— START MATERIAL FOR THIS EXERCISE —
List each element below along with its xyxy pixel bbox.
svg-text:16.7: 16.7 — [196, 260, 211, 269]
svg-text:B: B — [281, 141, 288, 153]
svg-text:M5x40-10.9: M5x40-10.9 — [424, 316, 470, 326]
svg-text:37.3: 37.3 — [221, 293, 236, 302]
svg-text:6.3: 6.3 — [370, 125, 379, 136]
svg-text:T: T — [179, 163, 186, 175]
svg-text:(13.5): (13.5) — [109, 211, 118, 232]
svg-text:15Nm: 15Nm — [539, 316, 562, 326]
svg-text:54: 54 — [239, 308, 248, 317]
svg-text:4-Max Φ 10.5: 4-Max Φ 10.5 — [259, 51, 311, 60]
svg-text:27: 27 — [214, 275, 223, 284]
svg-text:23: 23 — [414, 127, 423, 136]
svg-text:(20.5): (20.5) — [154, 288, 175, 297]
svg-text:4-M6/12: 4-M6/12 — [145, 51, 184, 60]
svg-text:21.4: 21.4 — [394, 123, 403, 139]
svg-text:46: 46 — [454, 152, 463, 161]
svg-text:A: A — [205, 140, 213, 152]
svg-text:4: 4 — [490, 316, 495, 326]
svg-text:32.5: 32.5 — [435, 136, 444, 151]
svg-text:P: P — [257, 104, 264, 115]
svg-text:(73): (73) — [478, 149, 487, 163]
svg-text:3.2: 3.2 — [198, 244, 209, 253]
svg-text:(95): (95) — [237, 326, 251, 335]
— END MATERIAL FOR THIS EXERCISE —
= WORK TO BE COMPLETED =
Copy every line of the records above word for word.

= EXERCISE RESULT =
List each element below along with its xyxy pixel bbox.
svg-text:16.7: 16.7 — [196, 260, 211, 269]
svg-text:B: B — [281, 141, 288, 153]
svg-text:M5x40-10.9: M5x40-10.9 — [424, 316, 470, 326]
svg-text:37.3: 37.3 — [221, 293, 236, 302]
svg-text:6.3: 6.3 — [370, 125, 379, 136]
svg-text:T: T — [179, 163, 186, 175]
svg-text:(13.5): (13.5) — [109, 211, 118, 232]
svg-text:15Nm: 15Nm — [539, 316, 562, 326]
svg-text:54: 54 — [239, 308, 248, 317]
svg-text:4-Max Φ 10.5: 4-Max Φ 10.5 — [259, 51, 311, 60]
svg-text:27: 27 — [214, 275, 223, 284]
svg-text:23: 23 — [414, 127, 423, 136]
svg-text:(20.5): (20.5) — [154, 288, 175, 297]
svg-text:4-M6/12: 4-M6/12 — [145, 51, 184, 60]
svg-text:21.4: 21.4 — [394, 123, 403, 139]
svg-text:46: 46 — [454, 152, 463, 161]
svg-text:A: A — [205, 140, 213, 152]
svg-text:4: 4 — [490, 316, 495, 326]
svg-text:32.5: 32.5 — [435, 136, 444, 151]
svg-text:P: P — [257, 104, 264, 115]
svg-text:(73): (73) — [478, 149, 487, 163]
svg-text:3.2: 3.2 — [198, 244, 209, 253]
svg-text:(95): (95) — [237, 326, 251, 335]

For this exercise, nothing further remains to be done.